Record extracts:

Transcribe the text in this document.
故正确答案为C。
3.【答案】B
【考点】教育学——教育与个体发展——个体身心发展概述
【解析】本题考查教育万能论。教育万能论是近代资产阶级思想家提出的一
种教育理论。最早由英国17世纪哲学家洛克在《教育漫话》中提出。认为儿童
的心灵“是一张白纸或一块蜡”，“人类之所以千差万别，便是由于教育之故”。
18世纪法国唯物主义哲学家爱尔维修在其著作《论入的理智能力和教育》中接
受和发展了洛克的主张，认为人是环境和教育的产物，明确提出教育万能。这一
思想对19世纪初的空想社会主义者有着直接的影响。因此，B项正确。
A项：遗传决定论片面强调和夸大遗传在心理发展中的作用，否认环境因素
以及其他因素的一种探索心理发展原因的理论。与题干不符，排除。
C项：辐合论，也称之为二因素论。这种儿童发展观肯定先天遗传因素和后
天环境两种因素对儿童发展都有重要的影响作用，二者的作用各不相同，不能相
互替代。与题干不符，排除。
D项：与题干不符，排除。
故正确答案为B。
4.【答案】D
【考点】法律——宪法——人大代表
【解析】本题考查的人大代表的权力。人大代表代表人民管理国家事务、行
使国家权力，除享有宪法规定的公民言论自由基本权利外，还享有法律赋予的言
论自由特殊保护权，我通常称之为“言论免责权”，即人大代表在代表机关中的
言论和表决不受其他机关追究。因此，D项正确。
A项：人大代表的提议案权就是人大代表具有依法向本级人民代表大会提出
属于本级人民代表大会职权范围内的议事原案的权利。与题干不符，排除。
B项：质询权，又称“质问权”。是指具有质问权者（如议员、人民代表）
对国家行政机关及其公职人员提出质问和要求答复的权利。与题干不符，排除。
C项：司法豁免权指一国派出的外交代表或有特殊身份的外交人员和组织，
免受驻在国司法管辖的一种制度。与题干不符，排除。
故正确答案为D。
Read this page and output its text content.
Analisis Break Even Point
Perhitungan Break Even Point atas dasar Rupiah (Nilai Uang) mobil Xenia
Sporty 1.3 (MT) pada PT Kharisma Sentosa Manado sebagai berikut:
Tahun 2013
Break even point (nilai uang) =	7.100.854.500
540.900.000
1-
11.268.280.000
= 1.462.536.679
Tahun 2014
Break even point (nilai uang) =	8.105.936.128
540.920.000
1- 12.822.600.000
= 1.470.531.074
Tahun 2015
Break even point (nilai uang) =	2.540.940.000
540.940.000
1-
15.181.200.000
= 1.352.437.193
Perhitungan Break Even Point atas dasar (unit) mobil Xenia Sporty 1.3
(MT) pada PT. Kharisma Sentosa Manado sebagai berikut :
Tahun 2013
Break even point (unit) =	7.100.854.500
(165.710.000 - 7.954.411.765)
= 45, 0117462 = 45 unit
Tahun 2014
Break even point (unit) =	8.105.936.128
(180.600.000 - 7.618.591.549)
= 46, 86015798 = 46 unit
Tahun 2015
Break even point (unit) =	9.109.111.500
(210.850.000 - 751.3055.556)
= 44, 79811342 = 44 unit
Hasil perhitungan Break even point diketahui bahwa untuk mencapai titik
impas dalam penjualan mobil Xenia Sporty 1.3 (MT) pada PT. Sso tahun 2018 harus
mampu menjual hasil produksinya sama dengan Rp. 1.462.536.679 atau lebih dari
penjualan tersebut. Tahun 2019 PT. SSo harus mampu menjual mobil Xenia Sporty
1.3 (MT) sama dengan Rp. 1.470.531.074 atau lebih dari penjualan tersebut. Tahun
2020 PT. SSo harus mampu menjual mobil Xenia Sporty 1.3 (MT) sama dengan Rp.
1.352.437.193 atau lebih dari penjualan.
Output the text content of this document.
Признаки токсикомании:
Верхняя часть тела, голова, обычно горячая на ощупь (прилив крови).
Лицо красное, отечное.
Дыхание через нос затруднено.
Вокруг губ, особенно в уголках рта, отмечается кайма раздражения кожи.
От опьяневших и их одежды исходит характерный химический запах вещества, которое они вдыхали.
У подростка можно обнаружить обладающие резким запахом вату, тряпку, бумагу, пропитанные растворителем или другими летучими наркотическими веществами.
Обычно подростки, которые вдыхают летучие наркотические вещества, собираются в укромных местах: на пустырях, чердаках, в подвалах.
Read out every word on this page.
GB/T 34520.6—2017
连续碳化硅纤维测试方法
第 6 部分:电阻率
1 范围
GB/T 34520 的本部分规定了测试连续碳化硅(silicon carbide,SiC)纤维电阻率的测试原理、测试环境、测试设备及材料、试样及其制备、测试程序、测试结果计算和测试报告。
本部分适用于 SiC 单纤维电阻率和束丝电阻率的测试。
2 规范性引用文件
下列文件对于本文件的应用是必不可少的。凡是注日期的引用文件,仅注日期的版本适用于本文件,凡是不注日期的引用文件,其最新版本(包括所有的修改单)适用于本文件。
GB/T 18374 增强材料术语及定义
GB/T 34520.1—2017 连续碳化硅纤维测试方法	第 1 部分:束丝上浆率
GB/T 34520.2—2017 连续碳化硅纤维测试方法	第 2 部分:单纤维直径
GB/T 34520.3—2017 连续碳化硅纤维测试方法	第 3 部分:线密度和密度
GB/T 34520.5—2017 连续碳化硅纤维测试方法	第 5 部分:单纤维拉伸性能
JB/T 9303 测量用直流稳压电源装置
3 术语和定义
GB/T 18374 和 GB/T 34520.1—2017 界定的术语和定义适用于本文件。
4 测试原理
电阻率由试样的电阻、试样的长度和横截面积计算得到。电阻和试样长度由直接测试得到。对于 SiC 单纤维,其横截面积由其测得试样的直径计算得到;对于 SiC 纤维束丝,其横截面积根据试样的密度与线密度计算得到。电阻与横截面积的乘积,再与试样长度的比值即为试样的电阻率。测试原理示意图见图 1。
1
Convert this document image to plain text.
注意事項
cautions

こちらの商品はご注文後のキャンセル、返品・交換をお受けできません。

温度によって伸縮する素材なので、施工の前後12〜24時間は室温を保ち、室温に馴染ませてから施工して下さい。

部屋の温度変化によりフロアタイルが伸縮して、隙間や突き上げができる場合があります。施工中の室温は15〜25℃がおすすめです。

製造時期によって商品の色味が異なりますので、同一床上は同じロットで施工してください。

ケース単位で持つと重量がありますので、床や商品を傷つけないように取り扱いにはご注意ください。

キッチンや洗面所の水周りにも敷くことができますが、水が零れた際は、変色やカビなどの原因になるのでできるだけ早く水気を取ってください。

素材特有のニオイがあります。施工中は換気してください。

Your goal:
Extract the data in full. Keep it word for word.

The answer:
Transcribe the text in this document.
故正确答案为C。
3.【答案】B
【考点】教育学——教育与个体发展——个体身心发展概述
【解析】本题考查教育万能论。教育万能论是近代资产阶级思想家提出的一
种教育理论。最早由英国17世纪哲学家洛克在《教育漫话》中提出。认为儿童
的心灵“是一张白纸或一块蜡”，“人类之所以千差万别，便是由于教育之故”。
18世纪法国唯物主义哲学家爱尔维修在其著作《论入的理智能力和教育》中接
受和发展了洛克的主张，认为人是环境和教育的产物，明确提出教育万能。这一
思想对19世纪初的空想社会主义者有着直接的影响。因此，B项正确。
A项：遗传决定论片面强调和夸大遗传在心理发展中的作用，否认环境因素
以及其他因素的一种探索心理发展原因的理论。与题干不符，排除。
C项：辐合论，也称之为二因素论。这种儿童发展观肯定先天遗传因素和后
天环境两种因素对儿童发展都有重要的影响作用，二者的作用各不相同，不能相
互替代。与题干不符，排除。
D项：与题干不符，排除。
故正确答案为B。
4.【答案】D
【考点】法律——宪法——人大代表
【解析】本题考查的人大代表的权力。人大代表代表人民管理国家事务、行
使国家权力，除享有宪法规定的公民言论自由基本权利外，还享有法律赋予的言
论自由特殊保护权，我通常称之为“言论免责权”，即人大代表在代表机关中的
言论和表决不受其他机关追究。因此，D项正确。
A项：人大代表的提议案权就是人大代表具有依法向本级人民代表大会提出
属于本级人民代表大会职权范围内的议事原案的权利。与题干不符，排除。
B项：质询权，又称“质问权”。是指具有质问权者（如议员、人民代表）
对国家行政机关及其公职人员提出质问和要求答复的权利。与题干不符，排除。
C项：司法豁免权指一国派出的外交代表或有特殊身份的外交人员和组织，
免受驻在国司法管辖的一种制度。与题干不符，排除。
故正确答案为D。
Read this page and output its text content.
Analisis Break Even Point
Perhitungan Break Even Point atas dasar Rupiah (Nilai Uang) mobil Xenia
Sporty 1.3 (MT) pada PT Kharisma Sentosa Manado sebagai berikut:
Tahun 2013
Break even point (nilai uang) =	7.100.854.500
540.900.000
1-
11.268.280.000
= 1.462.536.679
Tahun 2014
Break even point (nilai uang) =	8.105.936.128
540.920.000
1- 12.822.600.000
= 1.470.531.074
Tahun 2015
Break even point (nilai uang) =	2.540.940.000
540.940.000
1-
15.181.200.000
= 1.352.437.193
Perhitungan Break Even Point atas dasar (unit) mobil Xenia Sporty 1.3
(MT) pada PT. Kharisma Sentosa Manado sebagai berikut :
Tahun 2013
Break even point (unit) =	7.100.854.500
(165.710.000 - 7.954.411.765)
= 45, 0117462 = 45 unit
Tahun 2014
Break even point (unit) =	8.105.936.128
(180.600.000 - 7.618.591.549)
= 46, 86015798 = 46 unit
Tahun 2015
Break even point (unit) =	9.109.111.500
(210.850.000 - 751.3055.556)
= 44, 79811342 = 44 unit
Hasil perhitungan Break even point diketahui bahwa untuk mencapai titik
impas dalam penjualan mobil Xenia Sporty 1.3 (MT) pada PT. Sso tahun 2018 harus
mampu menjual hasil produksinya sama dengan Rp. 1.462.536.679 atau lebih dari
penjualan tersebut. Tahun 2019 PT. SSo harus mampu menjual mobil Xenia Sporty
1.3 (MT) sama dengan Rp. 1.470.531.074 atau lebih dari penjualan tersebut. Tahun
2020 PT. SSo harus mampu menjual mobil Xenia Sporty 1.3 (MT) sama dengan Rp.
1.352.437.193 atau lebih dari penjualan.
Output the text content of this document.
Признаки токсикомании:
Верхняя часть тела, голова, обычно горячая на ощупь (прилив крови).
Лицо красное, отечное.
Дыхание через нос затруднено.
Вокруг губ, особенно в уголках рта, отмечается кайма раздражения кожи.
От опьяневших и их одежды исходит характерный химический запах вещества, которое они вдыхали.
У подростка можно обнаружить обладающие резким запахом вату, тряпку, бумагу, пропитанные растворителем или другими летучими наркотическими веществами.
Обычно подростки, которые вдыхают летучие наркотические вещества, собираются в укромных местах: на пустырях, чердаках, в подвалах.
Read out every word on this page.
GB/T 34520.6—2017
连续碳化硅纤维测试方法
第 6 部分:电阻率
1 范围
GB/T 34520 的本部分规定了测试连续碳化硅(silicon carbide,SiC)纤维电阻率的测试原理、测试环境、测试设备及材料、试样及其制备、测试程序、测试结果计算和测试报告。
本部分适用于 SiC 单纤维电阻率和束丝电阻率的测试。
2 规范性引用文件
下列文件对于本文件的应用是必不可少的。凡是注日期的引用文件,仅注日期的版本适用于本文件,凡是不注日期的引用文件,其最新版本(包括所有的修改单)适用于本文件。
GB/T 18374 增强材料术语及定义
GB/T 34520.1—2017 连续碳化硅纤维测试方法	第 1 部分:束丝上浆率
GB/T 34520.2—2017 连续碳化硅纤维测试方法	第 2 部分:单纤维直径
GB/T 34520.3—2017 连续碳化硅纤维测试方法	第 3 部分:线密度和密度
GB/T 34520.5—2017 连续碳化硅纤维测试方法	第 5 部分:单纤维拉伸性能
JB/T 9303 测量用直流稳压电源装置
3 术语和定义
GB/T 18374 和 GB/T 34520.1—2017 界定的术语和定义适用于本文件。
4 测试原理
电阻率由试样的电阻、试样的长度和横截面积计算得到。电阻和试样长度由直接测试得到。对于 SiC 单纤维,其横截面积由其测得试样的直径计算得到;对于 SiC 纤维束丝,其横截面积根据试样的密度与线密度计算得到。电阻与横截面积的乘积,再与试样长度的比值即为试样的电阻率。测试原理示意图见图 1。
1
Convert this document image to plain text.
注意事項
cautions

こちらの商品はご注文後のキャンセル、返品・交換をお受けできません。

温度によって伸縮する素材なので、施工の前後12〜24時間は室温を保ち、室温に馴染ませてから施工して下さい。

部屋の温度変化によりフロアタイルが伸縮して、隙間や突き上げができる場合があります。施工中の室温は15〜25℃がおすすめです。

製造時期によって商品の色味が異なりますので、同一床上は同じロットで施工してください。

ケース単位で持つと重量がありますので、床や商品を傷つけないように取り扱いにはご注意ください。

キッチンや洗面所の水周りにも敷くことができますが、水が零れた際は、変色やカビなどの原因になるのでできるだけ早く水気を取ってください。

素材特有のニオイがあります。施工中は換気してください。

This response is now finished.